**WORK INSTRUCTIONS:** Skip every picture and transcribe the remaining material exactly.

— Start ENTRIES —

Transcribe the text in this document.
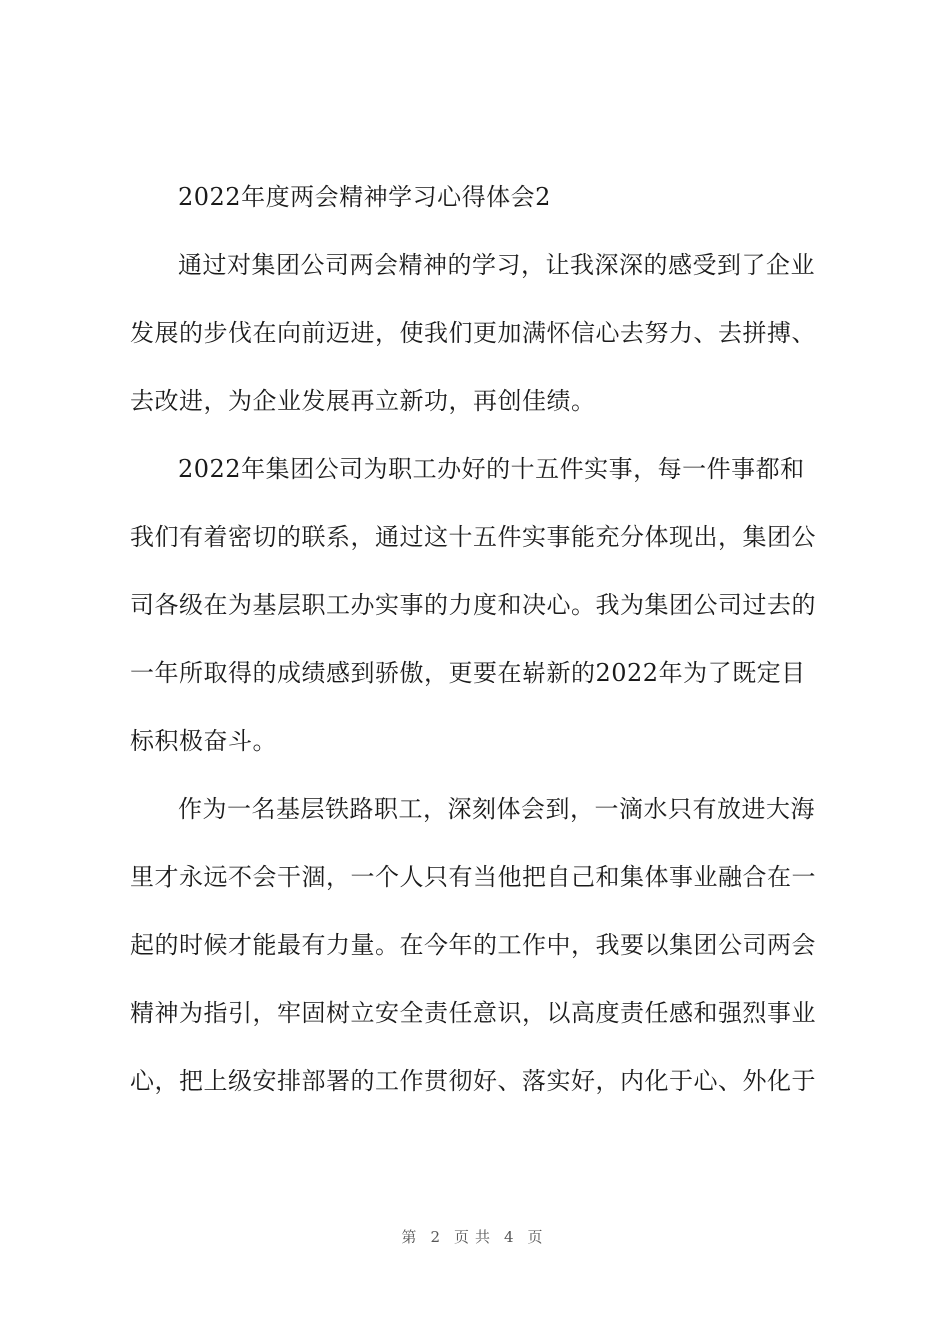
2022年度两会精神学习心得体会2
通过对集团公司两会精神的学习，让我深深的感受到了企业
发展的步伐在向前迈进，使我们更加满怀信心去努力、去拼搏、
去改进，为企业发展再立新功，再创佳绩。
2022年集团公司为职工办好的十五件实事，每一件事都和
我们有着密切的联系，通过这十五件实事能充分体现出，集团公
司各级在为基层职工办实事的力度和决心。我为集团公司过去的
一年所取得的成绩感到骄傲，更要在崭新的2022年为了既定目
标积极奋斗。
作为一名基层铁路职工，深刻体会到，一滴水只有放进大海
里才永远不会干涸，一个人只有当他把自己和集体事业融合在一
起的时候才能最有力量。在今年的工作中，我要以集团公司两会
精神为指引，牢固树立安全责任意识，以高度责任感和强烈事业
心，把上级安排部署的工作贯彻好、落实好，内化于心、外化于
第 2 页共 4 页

— End ENTRIES —

**SOLVED EXERCISE:**
Transcribe the text in this document.
2022年度两会精神学习心得体会2
通过对集团公司两会精神的学习，让我深深的感受到了企业
发展的步伐在向前迈进，使我们更加满怀信心去努力、去拼搏、
去改进，为企业发展再立新功，再创佳绩。
2022年集团公司为职工办好的十五件实事，每一件事都和
我们有着密切的联系，通过这十五件实事能充分体现出，集团公
司各级在为基层职工办实事的力度和决心。我为集团公司过去的
一年所取得的成绩感到骄傲，更要在崭新的2022年为了既定目
标积极奋斗。
作为一名基层铁路职工，深刻体会到，一滴水只有放进大海
里才永远不会干涸，一个人只有当他把自己和集体事业融合在一
起的时候才能最有力量。在今年的工作中，我要以集团公司两会
精神为指引，牢固树立安全责任意识，以高度责任感和强烈事业
心，把上级安排部署的工作贯彻好、落实好，内化于心、外化于
第 2 页共 4 页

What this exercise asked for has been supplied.